▶ _PROBLEM DESCRIPTION_:
How many lines in the rows below contain the string "label"? Case counts, so give only the number.

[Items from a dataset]
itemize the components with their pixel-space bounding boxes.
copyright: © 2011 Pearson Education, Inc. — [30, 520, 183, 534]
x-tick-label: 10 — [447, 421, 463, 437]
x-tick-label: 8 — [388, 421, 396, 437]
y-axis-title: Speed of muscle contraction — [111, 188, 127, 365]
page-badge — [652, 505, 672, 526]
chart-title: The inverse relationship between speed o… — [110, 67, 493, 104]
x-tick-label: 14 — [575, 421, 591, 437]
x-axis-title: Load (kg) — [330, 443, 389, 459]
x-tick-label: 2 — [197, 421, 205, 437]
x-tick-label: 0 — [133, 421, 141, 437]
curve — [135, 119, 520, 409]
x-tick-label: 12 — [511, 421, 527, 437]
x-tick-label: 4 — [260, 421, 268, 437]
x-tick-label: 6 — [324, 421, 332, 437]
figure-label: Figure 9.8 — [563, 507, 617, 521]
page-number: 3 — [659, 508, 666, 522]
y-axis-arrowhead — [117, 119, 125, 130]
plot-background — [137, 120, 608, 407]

▶ _TASK SOLUTION_:
9